• **Aim**
Can you copy out the data exactly? Leave the images out.

[Some records]
++++++++++++++++++++

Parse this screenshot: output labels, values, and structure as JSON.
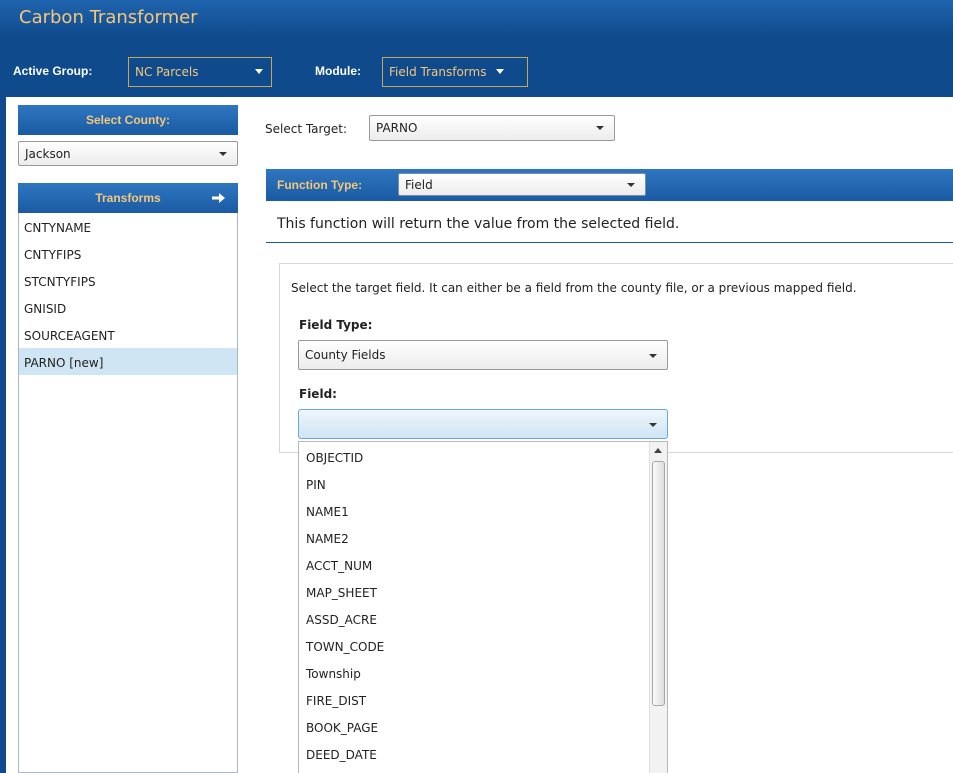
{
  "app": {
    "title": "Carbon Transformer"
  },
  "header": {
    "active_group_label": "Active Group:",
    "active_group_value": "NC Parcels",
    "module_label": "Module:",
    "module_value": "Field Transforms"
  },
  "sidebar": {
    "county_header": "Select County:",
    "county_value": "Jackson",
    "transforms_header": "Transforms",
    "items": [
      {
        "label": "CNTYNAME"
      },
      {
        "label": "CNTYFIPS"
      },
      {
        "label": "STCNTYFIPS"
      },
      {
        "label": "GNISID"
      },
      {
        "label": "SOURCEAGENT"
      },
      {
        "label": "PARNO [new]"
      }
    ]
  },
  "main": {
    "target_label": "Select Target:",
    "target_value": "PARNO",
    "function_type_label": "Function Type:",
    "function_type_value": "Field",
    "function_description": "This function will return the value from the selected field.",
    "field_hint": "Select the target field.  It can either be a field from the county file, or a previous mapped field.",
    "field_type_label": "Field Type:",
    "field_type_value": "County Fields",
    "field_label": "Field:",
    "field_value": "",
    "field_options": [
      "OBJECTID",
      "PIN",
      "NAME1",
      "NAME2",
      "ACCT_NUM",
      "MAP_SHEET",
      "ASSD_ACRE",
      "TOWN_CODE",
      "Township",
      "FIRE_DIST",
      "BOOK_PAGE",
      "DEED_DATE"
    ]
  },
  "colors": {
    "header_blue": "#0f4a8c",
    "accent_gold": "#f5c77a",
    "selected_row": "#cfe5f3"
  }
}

++++++++++++++++++++

• **Reply**
Parse this screenshot: output labels, values, and structure as JSON.
{
  "app": {
    "title": "Carbon Transformer"
  },
  "header": {
    "active_group_label": "Active Group:",
    "active_group_value": "NC Parcels",
    "module_label": "Module:",
    "module_value": "Field Transforms"
  },
  "sidebar": {
    "county_header": "Select County:",
    "county_value": "Jackson",
    "transforms_header": "Transforms",
    "items": [
      {
        "label": "CNTYNAME"
      },
      {
        "label": "CNTYFIPS"
      },
      {
        "label": "STCNTYFIPS"
      },
      {
        "label": "GNISID"
      },
      {
        "label": "SOURCEAGENT"
      },
      {
        "label": "PARNO [new]"
      }
    ]
  },
  "main": {
    "target_label": "Select Target:",
    "target_value": "PARNO",
    "function_type_label": "Function Type:",
    "function_type_value": "Field",
    "function_description": "This function will return the value from the selected field.",
    "field_hint": "Select the target field.  It can either be a field from the county file, or a previous mapped field.",
    "field_type_label": "Field Type:",
    "field_type_value": "County Fields",
    "field_label": "Field:",
    "field_value": "",
    "field_options": [
      "OBJECTID",
      "PIN",
      "NAME1",
      "NAME2",
      "ACCT_NUM",
      "MAP_SHEET",
      "ASSD_ACRE",
      "TOWN_CODE",
      "Township",
      "FIRE_DIST",
      "BOOK_PAGE",
      "DEED_DATE"
    ]
  },
  "colors": {
    "header_blue": "#0f4a8c",
    "accent_gold": "#f5c77a",
    "selected_row": "#cfe5f3"
  }
}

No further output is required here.